• Document section:

═══

Grogan's Furniture Store on 7th Street NW

After decades of neglect and decline, the 800 and 900 blocks of 7th Street NW, just above H Street, are now squarely in the heart of a lively entertainment district, with crowds often swarming the streets when an event is taking place at the nearby Verizon Center.  While the diversity may be new, the commercial activity is not. This once used to be "Furniture Row," and Peter Grogan's establishment at 819 7th Street was one of the more successful of the many furniture stores that concentrated in this area.

Grogan's store, as seen in an advertisement in The Washington Bee, December 28, 1907
Peter Grogan was an Irish immigrant who first established his furniture and carpet business in Baltimore in 1867. He opened a second store in Washington in 1883 and then moved all his business to Washington in 1888. The 819 7th Street store was built in 1891, designed as a furniture store for Mr. Grogan, although it was owned by another local merchant, Amnon Behrend.

A view of the building as it appears today.
In those days 7th Street was Washington's main commercial drag, running from the Center Market on Pennsylvania Avenue past Saks and Kann's department stores for many blocks north to beyond Mt. Vernon Square. The Hub Furniture Store, founded in 1855, was down at the corner of 7th and D, but most other furniture stores were congregating in the 800 and 900 blocks. (Another big exception was W.B. Moses & Sons at 11th and F.) The neighborhood here, which would become Chinatown later in the 20th century, was at the time largely populated with German immigrants, many of whom attended St. Mary's Catholic Church on 5th Street.

Julius Germuiller (1859-1929), the architect of Grogan's store, was born in this neighborhood to German immigrants. His father operated a saddlery and harness business one block to the south of where the Grogan building was to be built. Germuiller is thought to have been self-taught as an architect, like many of his generation, and worked his whole career out of offices in this same part of the city. He was a prolific designer of row buildings--over 300 of them throughout Washington--that are distinguished for their intricate details and fine ornamentation in brick and terracotta. Another nearby commercial project of his, a corner drug store at 3rd and H Streets NW, is on the National Register of Historic Places.

═══

• Information shown:
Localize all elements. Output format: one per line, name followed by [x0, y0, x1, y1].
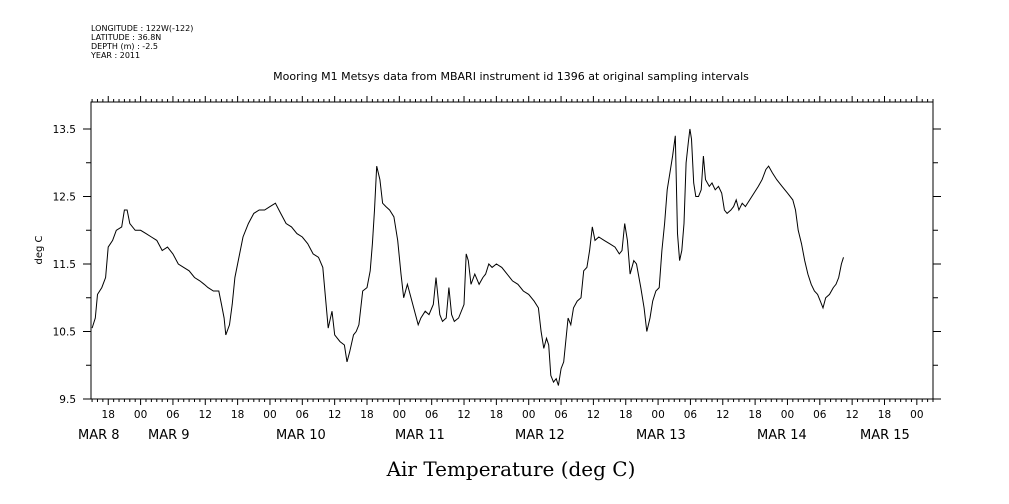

═══

• Objective:
Answer these from the piece on Grogan's Furniture Store:
(a) In what year did Peter Grogan first establish his furniture and carpet business in Baltimore?
(b) Who owned the store building at 819 7th Street?
(c) How many row buildings did Julius Germuiller design throughout Washington?

• Response to this exercise:
(a) 1867
(b) Amnon Behrend, a local merchant
(c) Over 300